**EXERCISE OBJECTIVE**
Check each line of the records below and collect those that include the word "Wind".

[PROVIDED RECORDS start]

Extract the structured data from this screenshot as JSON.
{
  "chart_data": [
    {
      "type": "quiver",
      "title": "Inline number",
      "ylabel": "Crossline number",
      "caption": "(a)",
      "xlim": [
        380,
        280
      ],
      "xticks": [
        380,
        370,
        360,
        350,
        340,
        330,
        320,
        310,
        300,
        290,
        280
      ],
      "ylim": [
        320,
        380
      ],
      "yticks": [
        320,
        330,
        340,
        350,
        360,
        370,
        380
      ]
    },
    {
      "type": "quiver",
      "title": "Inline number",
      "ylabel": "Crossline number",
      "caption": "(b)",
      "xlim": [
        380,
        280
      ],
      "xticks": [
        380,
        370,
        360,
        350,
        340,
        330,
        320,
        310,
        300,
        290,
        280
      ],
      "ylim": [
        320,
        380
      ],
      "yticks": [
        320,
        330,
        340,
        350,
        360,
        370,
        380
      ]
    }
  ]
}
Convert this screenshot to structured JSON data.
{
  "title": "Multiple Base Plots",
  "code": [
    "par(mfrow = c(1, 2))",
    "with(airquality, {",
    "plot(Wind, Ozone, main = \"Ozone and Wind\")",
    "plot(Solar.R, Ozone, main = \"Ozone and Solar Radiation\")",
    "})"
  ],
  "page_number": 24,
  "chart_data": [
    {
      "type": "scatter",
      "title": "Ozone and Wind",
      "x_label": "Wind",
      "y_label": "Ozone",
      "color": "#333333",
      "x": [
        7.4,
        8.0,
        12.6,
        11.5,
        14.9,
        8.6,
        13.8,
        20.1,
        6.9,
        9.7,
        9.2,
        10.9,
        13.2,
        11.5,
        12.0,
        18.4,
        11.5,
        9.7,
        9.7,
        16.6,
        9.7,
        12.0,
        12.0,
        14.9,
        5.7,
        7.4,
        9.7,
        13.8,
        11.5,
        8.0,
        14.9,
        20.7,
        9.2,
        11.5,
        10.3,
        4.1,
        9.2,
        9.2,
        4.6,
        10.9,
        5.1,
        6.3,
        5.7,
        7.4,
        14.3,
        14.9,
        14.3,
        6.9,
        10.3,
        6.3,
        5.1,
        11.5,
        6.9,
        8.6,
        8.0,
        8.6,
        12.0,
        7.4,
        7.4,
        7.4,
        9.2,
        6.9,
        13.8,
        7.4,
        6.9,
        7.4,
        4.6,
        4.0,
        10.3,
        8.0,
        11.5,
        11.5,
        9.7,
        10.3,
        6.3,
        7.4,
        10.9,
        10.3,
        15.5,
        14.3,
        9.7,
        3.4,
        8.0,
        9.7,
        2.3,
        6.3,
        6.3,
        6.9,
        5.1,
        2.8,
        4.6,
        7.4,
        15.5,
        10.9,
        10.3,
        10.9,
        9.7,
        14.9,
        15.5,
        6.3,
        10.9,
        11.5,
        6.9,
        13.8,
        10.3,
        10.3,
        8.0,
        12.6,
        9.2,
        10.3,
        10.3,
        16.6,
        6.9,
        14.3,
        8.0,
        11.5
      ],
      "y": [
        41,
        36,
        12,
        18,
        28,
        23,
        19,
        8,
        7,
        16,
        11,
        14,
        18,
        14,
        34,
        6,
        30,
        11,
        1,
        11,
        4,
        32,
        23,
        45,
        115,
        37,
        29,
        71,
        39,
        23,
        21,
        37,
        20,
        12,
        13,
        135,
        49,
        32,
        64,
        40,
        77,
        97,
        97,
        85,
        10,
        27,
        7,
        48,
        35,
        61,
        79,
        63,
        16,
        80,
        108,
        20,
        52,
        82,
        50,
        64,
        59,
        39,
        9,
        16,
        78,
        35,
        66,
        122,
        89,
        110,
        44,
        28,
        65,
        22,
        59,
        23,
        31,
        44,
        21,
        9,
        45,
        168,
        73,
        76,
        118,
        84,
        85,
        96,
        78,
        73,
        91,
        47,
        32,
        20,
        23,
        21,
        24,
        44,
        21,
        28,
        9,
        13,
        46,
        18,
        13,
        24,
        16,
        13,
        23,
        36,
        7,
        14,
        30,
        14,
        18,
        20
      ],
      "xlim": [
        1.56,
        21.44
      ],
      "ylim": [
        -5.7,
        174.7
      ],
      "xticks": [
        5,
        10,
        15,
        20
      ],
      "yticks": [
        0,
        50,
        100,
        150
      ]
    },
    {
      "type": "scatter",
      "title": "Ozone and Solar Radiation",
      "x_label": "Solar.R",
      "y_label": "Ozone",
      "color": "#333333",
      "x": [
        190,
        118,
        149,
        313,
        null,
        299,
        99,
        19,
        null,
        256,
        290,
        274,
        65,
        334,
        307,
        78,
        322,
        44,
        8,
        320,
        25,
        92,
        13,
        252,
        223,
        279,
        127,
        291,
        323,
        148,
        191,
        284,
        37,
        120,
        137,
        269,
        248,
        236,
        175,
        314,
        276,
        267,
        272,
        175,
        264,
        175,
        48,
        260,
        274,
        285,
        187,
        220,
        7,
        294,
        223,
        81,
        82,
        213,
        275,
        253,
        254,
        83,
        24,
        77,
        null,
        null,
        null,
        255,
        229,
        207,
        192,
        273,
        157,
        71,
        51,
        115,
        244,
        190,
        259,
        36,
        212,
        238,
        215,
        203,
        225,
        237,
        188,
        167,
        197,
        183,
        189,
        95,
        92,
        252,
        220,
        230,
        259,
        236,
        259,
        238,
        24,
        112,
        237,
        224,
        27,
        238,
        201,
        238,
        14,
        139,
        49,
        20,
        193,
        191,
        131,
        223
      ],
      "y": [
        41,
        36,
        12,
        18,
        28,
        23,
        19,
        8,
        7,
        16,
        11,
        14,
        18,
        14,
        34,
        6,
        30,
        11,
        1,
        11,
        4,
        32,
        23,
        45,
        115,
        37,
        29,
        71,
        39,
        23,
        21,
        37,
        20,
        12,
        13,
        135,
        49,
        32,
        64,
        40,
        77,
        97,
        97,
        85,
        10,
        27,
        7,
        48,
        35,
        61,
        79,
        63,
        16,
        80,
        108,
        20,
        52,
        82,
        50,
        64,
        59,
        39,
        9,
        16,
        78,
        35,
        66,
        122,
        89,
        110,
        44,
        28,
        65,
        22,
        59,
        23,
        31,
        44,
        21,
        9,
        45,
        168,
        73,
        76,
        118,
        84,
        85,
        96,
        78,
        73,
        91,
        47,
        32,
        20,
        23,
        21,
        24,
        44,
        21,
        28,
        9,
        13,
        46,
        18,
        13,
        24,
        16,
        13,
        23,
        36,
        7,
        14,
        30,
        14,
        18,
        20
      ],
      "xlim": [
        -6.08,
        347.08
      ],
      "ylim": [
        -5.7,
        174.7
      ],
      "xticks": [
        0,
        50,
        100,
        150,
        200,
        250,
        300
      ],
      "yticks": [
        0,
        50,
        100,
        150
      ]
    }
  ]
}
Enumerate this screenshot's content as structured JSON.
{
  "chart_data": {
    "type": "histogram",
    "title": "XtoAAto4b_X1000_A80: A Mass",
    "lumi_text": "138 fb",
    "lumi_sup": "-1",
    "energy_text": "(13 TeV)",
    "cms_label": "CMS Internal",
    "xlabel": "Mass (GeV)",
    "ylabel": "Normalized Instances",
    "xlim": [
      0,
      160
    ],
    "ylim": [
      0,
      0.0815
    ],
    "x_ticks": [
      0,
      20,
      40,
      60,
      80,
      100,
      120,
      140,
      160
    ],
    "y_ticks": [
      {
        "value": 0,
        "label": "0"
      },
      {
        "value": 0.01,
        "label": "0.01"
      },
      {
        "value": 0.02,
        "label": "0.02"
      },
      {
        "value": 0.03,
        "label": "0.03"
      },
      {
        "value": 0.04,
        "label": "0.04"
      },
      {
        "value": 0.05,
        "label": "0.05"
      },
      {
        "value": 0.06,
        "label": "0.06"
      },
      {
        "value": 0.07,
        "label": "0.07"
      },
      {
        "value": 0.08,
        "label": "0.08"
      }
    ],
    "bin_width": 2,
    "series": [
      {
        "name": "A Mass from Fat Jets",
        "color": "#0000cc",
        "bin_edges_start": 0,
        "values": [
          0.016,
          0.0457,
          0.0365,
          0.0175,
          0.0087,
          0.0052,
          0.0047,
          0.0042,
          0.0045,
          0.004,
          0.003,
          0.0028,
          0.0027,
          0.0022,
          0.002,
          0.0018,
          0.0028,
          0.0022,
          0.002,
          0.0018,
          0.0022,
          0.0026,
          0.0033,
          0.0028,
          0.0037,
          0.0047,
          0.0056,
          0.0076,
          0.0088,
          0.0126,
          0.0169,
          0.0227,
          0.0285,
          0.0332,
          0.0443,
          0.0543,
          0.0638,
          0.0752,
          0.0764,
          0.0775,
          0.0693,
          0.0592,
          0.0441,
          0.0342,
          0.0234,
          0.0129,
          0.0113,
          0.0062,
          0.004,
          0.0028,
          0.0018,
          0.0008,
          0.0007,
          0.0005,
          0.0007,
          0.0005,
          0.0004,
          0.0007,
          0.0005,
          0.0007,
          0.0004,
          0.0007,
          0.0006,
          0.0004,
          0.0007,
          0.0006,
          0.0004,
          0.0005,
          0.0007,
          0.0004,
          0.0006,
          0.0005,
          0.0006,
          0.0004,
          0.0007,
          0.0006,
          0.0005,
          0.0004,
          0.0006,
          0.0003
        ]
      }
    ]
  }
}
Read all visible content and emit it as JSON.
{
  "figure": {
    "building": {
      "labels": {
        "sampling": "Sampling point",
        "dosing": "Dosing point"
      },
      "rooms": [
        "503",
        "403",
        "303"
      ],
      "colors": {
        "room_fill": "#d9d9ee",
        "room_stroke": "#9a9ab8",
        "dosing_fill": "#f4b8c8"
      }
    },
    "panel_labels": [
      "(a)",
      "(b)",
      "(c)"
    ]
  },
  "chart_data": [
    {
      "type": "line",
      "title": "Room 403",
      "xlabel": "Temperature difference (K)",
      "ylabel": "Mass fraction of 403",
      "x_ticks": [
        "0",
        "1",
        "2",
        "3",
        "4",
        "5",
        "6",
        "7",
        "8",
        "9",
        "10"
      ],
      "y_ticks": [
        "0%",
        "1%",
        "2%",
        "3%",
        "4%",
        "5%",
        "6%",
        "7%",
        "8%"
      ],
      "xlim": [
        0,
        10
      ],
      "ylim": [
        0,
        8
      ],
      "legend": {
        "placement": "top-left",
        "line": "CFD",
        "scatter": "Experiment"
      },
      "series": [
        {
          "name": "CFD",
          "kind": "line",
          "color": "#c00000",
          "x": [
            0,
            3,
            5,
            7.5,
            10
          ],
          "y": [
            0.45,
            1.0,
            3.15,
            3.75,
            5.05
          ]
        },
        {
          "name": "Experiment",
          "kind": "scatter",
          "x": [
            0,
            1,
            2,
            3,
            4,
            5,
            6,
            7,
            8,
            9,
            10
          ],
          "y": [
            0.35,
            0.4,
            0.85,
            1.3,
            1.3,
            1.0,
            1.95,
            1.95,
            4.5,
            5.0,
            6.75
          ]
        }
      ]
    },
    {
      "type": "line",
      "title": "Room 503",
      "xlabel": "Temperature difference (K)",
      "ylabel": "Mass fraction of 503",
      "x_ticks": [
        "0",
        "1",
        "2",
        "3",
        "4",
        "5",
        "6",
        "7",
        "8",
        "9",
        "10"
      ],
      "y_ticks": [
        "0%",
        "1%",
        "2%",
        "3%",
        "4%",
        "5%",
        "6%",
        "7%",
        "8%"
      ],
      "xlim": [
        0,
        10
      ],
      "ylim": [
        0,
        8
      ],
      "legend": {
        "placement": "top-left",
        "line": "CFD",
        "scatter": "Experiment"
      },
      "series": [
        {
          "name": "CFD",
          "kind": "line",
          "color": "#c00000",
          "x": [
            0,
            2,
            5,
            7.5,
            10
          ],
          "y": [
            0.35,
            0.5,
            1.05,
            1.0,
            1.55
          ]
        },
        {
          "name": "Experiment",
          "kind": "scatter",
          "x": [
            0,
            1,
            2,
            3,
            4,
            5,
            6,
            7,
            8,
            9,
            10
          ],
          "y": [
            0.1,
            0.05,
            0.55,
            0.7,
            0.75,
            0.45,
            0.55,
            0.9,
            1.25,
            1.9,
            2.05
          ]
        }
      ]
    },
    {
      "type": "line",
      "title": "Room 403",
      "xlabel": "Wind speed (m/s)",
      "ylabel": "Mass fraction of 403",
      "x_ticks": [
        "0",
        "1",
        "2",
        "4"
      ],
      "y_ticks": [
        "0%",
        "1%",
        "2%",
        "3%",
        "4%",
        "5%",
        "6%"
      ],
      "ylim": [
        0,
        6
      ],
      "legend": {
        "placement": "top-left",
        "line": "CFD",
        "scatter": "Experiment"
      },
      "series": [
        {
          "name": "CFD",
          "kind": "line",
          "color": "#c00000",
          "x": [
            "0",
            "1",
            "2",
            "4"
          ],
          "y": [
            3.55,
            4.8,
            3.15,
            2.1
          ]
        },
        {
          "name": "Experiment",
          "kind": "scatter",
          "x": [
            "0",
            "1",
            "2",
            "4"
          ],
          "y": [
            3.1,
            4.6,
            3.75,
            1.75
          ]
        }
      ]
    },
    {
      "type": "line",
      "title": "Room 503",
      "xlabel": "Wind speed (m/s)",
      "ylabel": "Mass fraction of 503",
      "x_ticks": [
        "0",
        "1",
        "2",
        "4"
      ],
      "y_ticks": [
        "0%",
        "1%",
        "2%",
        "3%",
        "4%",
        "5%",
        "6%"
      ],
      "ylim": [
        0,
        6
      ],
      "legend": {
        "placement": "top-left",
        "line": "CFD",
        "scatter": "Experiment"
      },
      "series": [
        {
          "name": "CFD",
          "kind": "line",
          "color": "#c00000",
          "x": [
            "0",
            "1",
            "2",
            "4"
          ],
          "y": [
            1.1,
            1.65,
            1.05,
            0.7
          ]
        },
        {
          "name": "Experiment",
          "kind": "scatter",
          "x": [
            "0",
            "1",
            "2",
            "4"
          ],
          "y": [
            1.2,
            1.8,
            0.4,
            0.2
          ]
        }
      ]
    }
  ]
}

[PROVIDED RECORDS end]

**WORKED SOLUTION**
    "plot(Wind, Ozone, main = \"Ozone and Wind\")",
      "title": "Ozone and Wind",
      "x_label": "Wind",
      "xlabel": "Wind speed (m/s)",
      "xlabel": "Wind speed (m/s)",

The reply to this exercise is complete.